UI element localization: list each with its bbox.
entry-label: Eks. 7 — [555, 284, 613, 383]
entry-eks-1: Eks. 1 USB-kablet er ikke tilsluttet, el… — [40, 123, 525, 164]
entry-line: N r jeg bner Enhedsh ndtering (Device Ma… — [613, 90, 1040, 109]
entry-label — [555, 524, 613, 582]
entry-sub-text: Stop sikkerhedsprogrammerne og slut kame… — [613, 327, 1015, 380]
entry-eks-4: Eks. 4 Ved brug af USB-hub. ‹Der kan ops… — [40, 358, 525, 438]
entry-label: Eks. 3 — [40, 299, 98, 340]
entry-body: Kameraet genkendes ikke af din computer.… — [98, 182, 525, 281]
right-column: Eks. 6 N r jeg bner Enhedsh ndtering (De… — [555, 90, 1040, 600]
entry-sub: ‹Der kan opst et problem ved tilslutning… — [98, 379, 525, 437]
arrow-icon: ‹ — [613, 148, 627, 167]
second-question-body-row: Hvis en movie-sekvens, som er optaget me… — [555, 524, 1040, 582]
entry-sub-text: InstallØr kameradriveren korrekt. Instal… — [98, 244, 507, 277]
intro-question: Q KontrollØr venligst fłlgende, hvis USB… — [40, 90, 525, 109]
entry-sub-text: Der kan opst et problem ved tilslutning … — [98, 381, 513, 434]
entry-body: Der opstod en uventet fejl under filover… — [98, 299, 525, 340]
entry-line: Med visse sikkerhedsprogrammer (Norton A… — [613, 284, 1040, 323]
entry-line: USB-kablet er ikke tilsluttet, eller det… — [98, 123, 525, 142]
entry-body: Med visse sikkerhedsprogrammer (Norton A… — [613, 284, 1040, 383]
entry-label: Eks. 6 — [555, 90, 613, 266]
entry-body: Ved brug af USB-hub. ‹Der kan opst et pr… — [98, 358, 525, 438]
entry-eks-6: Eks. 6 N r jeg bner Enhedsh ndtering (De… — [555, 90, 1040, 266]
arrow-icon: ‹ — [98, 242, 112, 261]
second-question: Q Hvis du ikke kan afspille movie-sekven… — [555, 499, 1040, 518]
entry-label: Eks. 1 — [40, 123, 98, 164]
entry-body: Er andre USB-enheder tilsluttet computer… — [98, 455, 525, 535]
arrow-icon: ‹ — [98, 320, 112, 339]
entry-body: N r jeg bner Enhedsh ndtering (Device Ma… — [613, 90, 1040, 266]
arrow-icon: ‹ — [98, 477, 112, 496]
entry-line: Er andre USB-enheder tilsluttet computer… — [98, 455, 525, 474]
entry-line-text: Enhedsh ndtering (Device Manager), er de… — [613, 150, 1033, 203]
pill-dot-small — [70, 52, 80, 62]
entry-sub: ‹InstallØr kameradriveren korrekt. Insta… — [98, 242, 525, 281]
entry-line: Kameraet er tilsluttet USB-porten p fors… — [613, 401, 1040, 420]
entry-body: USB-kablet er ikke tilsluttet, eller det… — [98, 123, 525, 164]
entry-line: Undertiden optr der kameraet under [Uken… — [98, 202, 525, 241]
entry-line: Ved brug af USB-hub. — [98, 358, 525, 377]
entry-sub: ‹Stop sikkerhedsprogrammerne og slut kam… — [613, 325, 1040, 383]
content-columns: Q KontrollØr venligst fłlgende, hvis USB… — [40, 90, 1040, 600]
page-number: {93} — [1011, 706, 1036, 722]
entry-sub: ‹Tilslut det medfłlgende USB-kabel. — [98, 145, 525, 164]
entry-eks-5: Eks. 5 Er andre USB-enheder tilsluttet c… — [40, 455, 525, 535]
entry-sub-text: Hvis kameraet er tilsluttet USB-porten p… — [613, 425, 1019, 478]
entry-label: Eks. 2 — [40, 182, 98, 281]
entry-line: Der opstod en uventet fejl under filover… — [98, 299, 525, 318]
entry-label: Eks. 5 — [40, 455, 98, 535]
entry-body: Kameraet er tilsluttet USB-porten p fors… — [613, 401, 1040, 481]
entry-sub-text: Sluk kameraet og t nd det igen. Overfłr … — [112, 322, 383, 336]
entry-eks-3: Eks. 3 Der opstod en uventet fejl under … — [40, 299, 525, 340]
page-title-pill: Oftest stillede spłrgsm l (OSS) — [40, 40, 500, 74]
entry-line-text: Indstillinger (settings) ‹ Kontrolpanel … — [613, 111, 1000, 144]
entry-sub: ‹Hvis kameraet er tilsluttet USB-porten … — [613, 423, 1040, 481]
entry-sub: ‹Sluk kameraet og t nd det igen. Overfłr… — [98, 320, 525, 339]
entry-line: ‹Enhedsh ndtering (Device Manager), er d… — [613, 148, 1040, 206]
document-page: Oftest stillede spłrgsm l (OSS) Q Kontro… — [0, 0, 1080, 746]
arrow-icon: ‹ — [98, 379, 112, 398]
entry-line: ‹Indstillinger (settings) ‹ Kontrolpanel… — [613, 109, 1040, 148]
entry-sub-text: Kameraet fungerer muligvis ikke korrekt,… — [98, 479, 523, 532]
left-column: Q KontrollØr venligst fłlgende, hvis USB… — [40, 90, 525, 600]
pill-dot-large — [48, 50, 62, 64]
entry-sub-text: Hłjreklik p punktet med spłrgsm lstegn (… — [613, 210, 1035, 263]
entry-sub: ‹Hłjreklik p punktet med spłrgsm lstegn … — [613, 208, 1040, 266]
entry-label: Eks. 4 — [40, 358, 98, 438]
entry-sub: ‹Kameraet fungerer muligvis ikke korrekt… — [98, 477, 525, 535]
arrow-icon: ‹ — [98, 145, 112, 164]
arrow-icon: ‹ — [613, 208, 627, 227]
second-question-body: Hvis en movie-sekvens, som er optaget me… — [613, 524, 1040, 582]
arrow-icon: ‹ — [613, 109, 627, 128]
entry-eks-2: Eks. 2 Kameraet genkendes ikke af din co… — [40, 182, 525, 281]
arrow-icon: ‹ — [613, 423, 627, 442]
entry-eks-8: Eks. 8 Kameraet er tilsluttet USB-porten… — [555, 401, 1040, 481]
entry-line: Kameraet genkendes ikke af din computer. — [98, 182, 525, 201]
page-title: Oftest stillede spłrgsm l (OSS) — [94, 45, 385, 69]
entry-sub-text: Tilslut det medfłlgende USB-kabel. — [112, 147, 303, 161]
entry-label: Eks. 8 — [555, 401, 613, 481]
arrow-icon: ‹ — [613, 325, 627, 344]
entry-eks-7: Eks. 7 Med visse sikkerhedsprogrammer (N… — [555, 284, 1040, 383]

● ● ● ● ●

#### Exercise
Reproduce the entire listing above line for line, without changing anything.

#### Exercise output
UI element localization: list each with its bbox.
entry-label: Eks. 7 — [555, 284, 613, 383]
entry-eks-1: Eks. 1 USB-kablet er ikke tilsluttet, el… — [40, 123, 525, 164]
entry-line: N r jeg bner Enhedsh ndtering (Device Ma… — [613, 90, 1040, 109]
entry-label — [555, 524, 613, 582]
entry-sub-text: Stop sikkerhedsprogrammerne og slut kame… — [613, 327, 1015, 380]
entry-eks-4: Eks. 4 Ved brug af USB-hub. ‹Der kan ops… — [40, 358, 525, 438]
entry-label: Eks. 3 — [40, 299, 98, 340]
entry-body: Kameraet genkendes ikke af din computer.… — [98, 182, 525, 281]
right-column: Eks. 6 N r jeg bner Enhedsh ndtering (De… — [555, 90, 1040, 600]
entry-sub: ‹Der kan opst et problem ved tilslutning… — [98, 379, 525, 437]
arrow-icon: ‹ — [613, 148, 627, 167]
second-question-body-row: Hvis en movie-sekvens, som er optaget me… — [555, 524, 1040, 582]
entry-sub-text: InstallØr kameradriveren korrekt. Instal… — [98, 244, 507, 277]
intro-question: Q KontrollØr venligst fłlgende, hvis USB… — [40, 90, 525, 109]
entry-sub-text: Der kan opst et problem ved tilslutning … — [98, 381, 513, 434]
entry-body: Der opstod en uventet fejl under filover… — [98, 299, 525, 340]
entry-line: Med visse sikkerhedsprogrammer (Norton A… — [613, 284, 1040, 323]
entry-line: USB-kablet er ikke tilsluttet, eller det… — [98, 123, 525, 142]
entry-body: Med visse sikkerhedsprogrammer (Norton A… — [613, 284, 1040, 383]
entry-label: Eks. 6 — [555, 90, 613, 266]
entry-body: Ved brug af USB-hub. ‹Der kan opst et pr… — [98, 358, 525, 438]
entry-eks-6: Eks. 6 N r jeg bner Enhedsh ndtering (De… — [555, 90, 1040, 266]
arrow-icon: ‹ — [98, 242, 112, 261]
second-question: Q Hvis du ikke kan afspille movie-sekven… — [555, 499, 1040, 518]
entry-label: Eks. 1 — [40, 123, 98, 164]
entry-body: Er andre USB-enheder tilsluttet computer… — [98, 455, 525, 535]
arrow-icon: ‹ — [98, 320, 112, 339]
entry-body: N r jeg bner Enhedsh ndtering (Device Ma… — [613, 90, 1040, 266]
arrow-icon: ‹ — [98, 477, 112, 496]
entry-line: Er andre USB-enheder tilsluttet computer… — [98, 455, 525, 474]
entry-line-text: Enhedsh ndtering (Device Manager), er de… — [613, 150, 1033, 203]
pill-dot-small — [70, 52, 80, 62]
entry-sub: ‹InstallØr kameradriveren korrekt. Insta… — [98, 242, 525, 281]
entry-line: Kameraet er tilsluttet USB-porten p fors… — [613, 401, 1040, 420]
entry-body: USB-kablet er ikke tilsluttet, eller det… — [98, 123, 525, 164]
entry-line: Undertiden optr der kameraet under [Uken… — [98, 202, 525, 241]
entry-line: Ved brug af USB-hub. — [98, 358, 525, 377]
entry-sub: ‹Stop sikkerhedsprogrammerne og slut kam… — [613, 325, 1040, 383]
content-columns: Q KontrollØr venligst fłlgende, hvis USB… — [40, 90, 1040, 600]
page-number: {93} — [1011, 706, 1036, 722]
entry-sub: ‹Tilslut det medfłlgende USB-kabel. — [98, 145, 525, 164]
entry-eks-5: Eks. 5 Er andre USB-enheder tilsluttet c… — [40, 455, 525, 535]
entry-sub-text: Hvis kameraet er tilsluttet USB-porten p… — [613, 425, 1019, 478]
entry-label: Eks. 2 — [40, 182, 98, 281]
entry-line: Der opstod en uventet fejl under filover… — [98, 299, 525, 318]
entry-label: Eks. 5 — [40, 455, 98, 535]
entry-body: Kameraet er tilsluttet USB-porten p fors… — [613, 401, 1040, 481]
entry-sub-text: Sluk kameraet og t nd det igen. Overfłr … — [112, 322, 383, 336]
entry-eks-3: Eks. 3 Der opstod en uventet fejl under … — [40, 299, 525, 340]
page-title-pill: Oftest stillede spłrgsm l (OSS) — [40, 40, 500, 74]
entry-line-text: Indstillinger (settings) ‹ Kontrolpanel … — [613, 111, 1000, 144]
entry-sub: ‹Hvis kameraet er tilsluttet USB-porten … — [613, 423, 1040, 481]
entry-sub: ‹Sluk kameraet og t nd det igen. Overfłr… — [98, 320, 525, 339]
entry-line: ‹Enhedsh ndtering (Device Manager), er d… — [613, 148, 1040, 206]
document-page: Oftest stillede spłrgsm l (OSS) Q Kontro… — [0, 0, 1080, 746]
arrow-icon: ‹ — [98, 379, 112, 398]
entry-line: ‹Indstillinger (settings) ‹ Kontrolpanel… — [613, 109, 1040, 148]
entry-sub-text: Kameraet fungerer muligvis ikke korrekt,… — [98, 479, 523, 532]
left-column: Q KontrollØr venligst fłlgende, hvis USB… — [40, 90, 525, 600]
pill-dot-large — [48, 50, 62, 64]
entry-sub-text: Hłjreklik p punktet med spłrgsm lstegn (… — [613, 210, 1035, 263]
entry-sub: ‹Hłjreklik p punktet med spłrgsm lstegn … — [613, 208, 1040, 266]
entry-label: Eks. 4 — [40, 358, 98, 438]
entry-sub: ‹Kameraet fungerer muligvis ikke korrekt… — [98, 477, 525, 535]
arrow-icon: ‹ — [98, 145, 112, 164]
arrow-icon: ‹ — [613, 208, 627, 227]
second-question-body: Hvis en movie-sekvens, som er optaget me… — [613, 524, 1040, 582]
arrow-icon: ‹ — [613, 109, 627, 128]
entry-eks-2: Eks. 2 Kameraet genkendes ikke af din co… — [40, 182, 525, 281]
arrow-icon: ‹ — [613, 423, 627, 442]
entry-eks-8: Eks. 8 Kameraet er tilsluttet USB-porten… — [555, 401, 1040, 481]
entry-line: Kameraet genkendes ikke af din computer. — [98, 182, 525, 201]
page-title: Oftest stillede spłrgsm l (OSS) — [94, 45, 385, 69]
entry-sub-text: Tilslut det medfłlgende USB-kabel. — [112, 147, 303, 161]
entry-label: Eks. 8 — [555, 401, 613, 481]
arrow-icon: ‹ — [613, 325, 627, 344]
entry-eks-7: Eks. 7 Med visse sikkerhedsprogrammer (N… — [555, 284, 1040, 383]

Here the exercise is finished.